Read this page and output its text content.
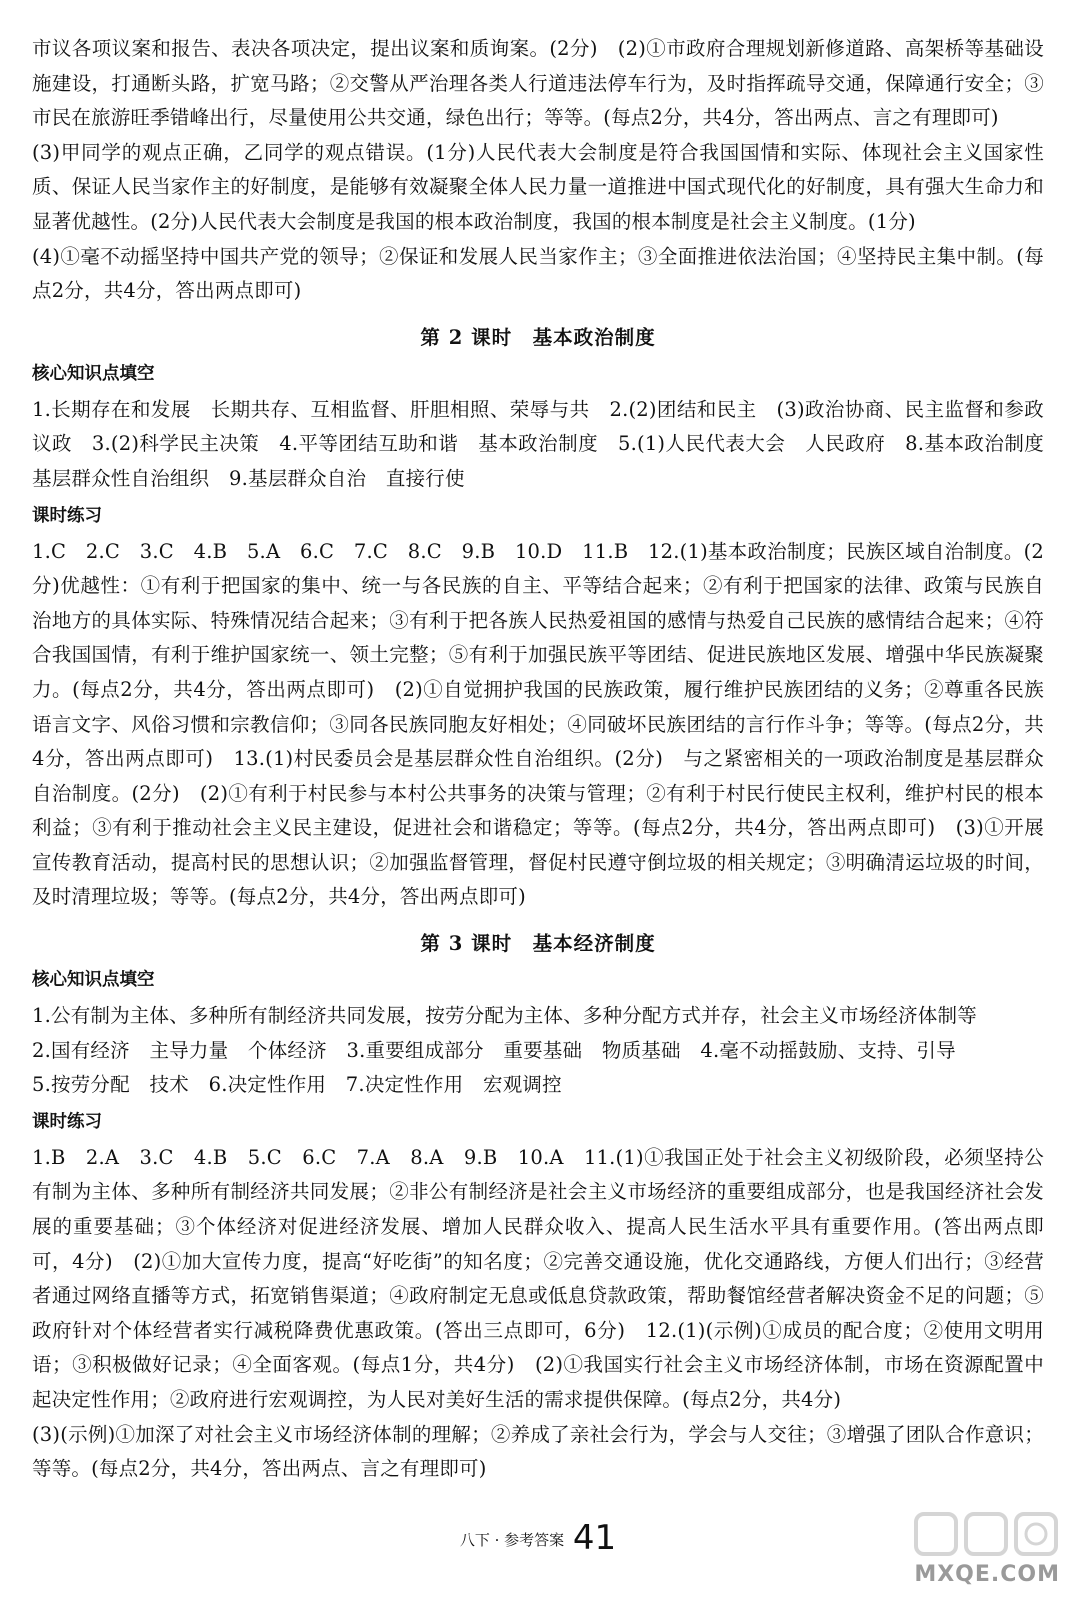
市议各项议案和报告、表决各项决定，提出议案和质询案。(2分)　(2)①市政府合理规划新修道路、高架桥等基础设施建设，打通断头路，扩宽马路；②交警从严治理各类人行道违法停车行为，及时指挥疏导交通，保障通行安全；③市民在旅游旺季错峰出行，尽量使用公共交通，绿色出行；等等。(每点2分，共4分，答出两点、言之有理即可)

(3)甲同学的观点正确，乙同学的观点错误。(1分)人民代表大会制度是符合我国国情和实际、体现社会主义国家性质、保证人民当家作主的好制度，是能够有效凝聚全体人民力量一道推进中国式现代化的好制度，具有强大生命力和显著优越性。(2分)人民代表大会制度是我国的根本政治制度，我国的根本制度是社会主义制度。(1分)

(4)①毫不动摇坚持中国共产党的领导；②保证和发展人民当家作主；③全面推进依法治国；④坚持民主集中制。(每点2分，共4分，答出两点即可)

第 2 课时　基本政治制度
核心知识点填空

1.长期存在和发展　长期共存、互相监督、肝胆相照、荣辱与共　2.(2)团结和民主　(3)政治协商、民主监督和参政议政　3.(2)科学民主决策　4.平等团结互助和谐　基本政治制度　5.(1)人民代表大会　人民政府　8.基本政治制度　基层群众性自治组织　9.基层群众自治　直接行使

课时练习

1.C　2.C　3.C　4.B　5.A　6.C　7.C　8.C　9.B　10.D　11.B　12.(1)基本政治制度；民族区域自治制度。(2分)优越性：①有利于把国家的集中、统一与各民族的自主、平等结合起来；②有利于把国家的法律、政策与民族自治地方的具体实际、特殊情况结合起来；③有利于把各族人民热爱祖国的感情与热爱自己民族的感情结合起来；④符合我国国情，有利于维护国家统一、领土完整；⑤有利于加强民族平等团结、促进民族地区发展、增强中华民族凝聚力。(每点2分，共4分，答出两点即可)　(2)①自觉拥护我国的民族政策，履行维护民族团结的义务；②尊重各民族语言文字、风俗习惯和宗教信仰；③同各民族同胞友好相处；④同破坏民族团结的言行作斗争；等等。(每点2分，共4分，答出两点即可)　13.(1)村民委员会是基层群众性自治组织。(2分)　与之紧密相关的一项政治制度是基层群众自治制度。(2分)　(2)①有利于村民参与本村公共事务的决策与管理；②有利于村民行使民主权利，维护村民的根本利益；③有利于推动社会主义民主建设，促进社会和谐稳定；等等。(每点2分，共4分，答出两点即可)　(3)①开展宣传教育活动，提高村民的思想认识；②加强监督管理，督促村民遵守倒垃圾的相关规定；③明确清运垃圾的时间，及时清理垃圾；等等。(每点2分，共4分，答出两点即可)

第 3 课时　基本经济制度
核心知识点填空

1.公有制为主体、多种所有制经济共同发展，按劳分配为主体、多种分配方式并存，社会主义市场经济体制等

2.国有经济　主导力量　个体经济　3.重要组成部分　重要基础　物质基础　4.毫不动摇鼓励、支持、引导

5.按劳分配　技术　6.决定性作用　7.决定性作用　宏观调控

课时练习

1.B　2.A　3.C　4.B　5.C　6.C　7.A　8.A　9.B　10.A　11.(1)①我国正处于社会主义初级阶段，必须坚持公有制为主体、多种所有制经济共同发展；②非公有制经济是社会主义市场经济的重要组成部分，也是我国经济社会发展的重要基础；③个体经济对促进经济发展、增加人民群众收入、提高人民生活水平具有重要作用。(答出两点即可，4分)　(2)①加大宣传力度，提高“好吃街”的知名度；②完善交通设施，优化交通路线，方便人们出行；③经营者通过网络直播等方式，拓宽销售渠道；④政府制定无息或低息贷款政策，帮助餐馆经营者解决资金不足的问题；⑤政府针对个体经营者实行减税降费优惠政策。(答出三点即可，6分)　12.(1)(示例)①成员的配合度；②使用文明用语；③积极做好记录；④全面客观。(每点1分，共4分)　(2)①我国实行社会主义市场经济体制，市场在资源配置中起决定性作用；②政府进行宏观调控，为人民对美好生活的需求提供保障。(每点2分，共4分)

(3)(示例)①加深了对社会主义市场经济体制的理解；②养成了亲社会行为，学会与人交往；③增强了团队合作意识；等等。(每点2分，共4分，答出两点、言之有理即可)

八下 · 参考答案 41
MXQE.COM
——————
TASK DETAILS. Identify the lines that hold the word "多种所有制经济共同发展". Copy every one of them.

ANSWER IN FULL.
1.公有制为主体、多种所有制经济共同发展，按劳分配为主体、多种分配方式并存，社会主义市场经济体制等
1.B　2.A　3.C　4.B　5.C　6.C　7.A　8.A　9.B　10.A　11.(1)①我国正处于社会主义初级阶段，必须坚持公有制为主体、多种所有制经济共同发展；②非公有制经济是社会主义市场经济的重要组成部分，也是我国经济社会发展的重要基础；③个体经济对促进经济发展、增加人民群众收入、提高人民生活水平具有重要作用。(答出两点即可，4分)　(2)①加大宣传力度，提高“好吃街”的知名度；②完善交通设施，优化交通路线，方便人们出行；③经营者通过网络直播等方式，拓宽销售渠道；④政府制定无息或低息贷款政策，帮助餐馆经营者解决资金不足的问题；⑤政府针对个体经营者实行减税降费优惠政策。(答出三点即可，6分)　12.(1)(示例)①成员的配合度；②使用文明用语；③积极做好记录；④全面客观。(每点1分，共4分)　(2)①我国实行社会主义市场经济体制，市场在资源配置中起决定性作用；②政府进行宏观调控，为人民对美好生活的需求提供保障。(每点2分，共4分)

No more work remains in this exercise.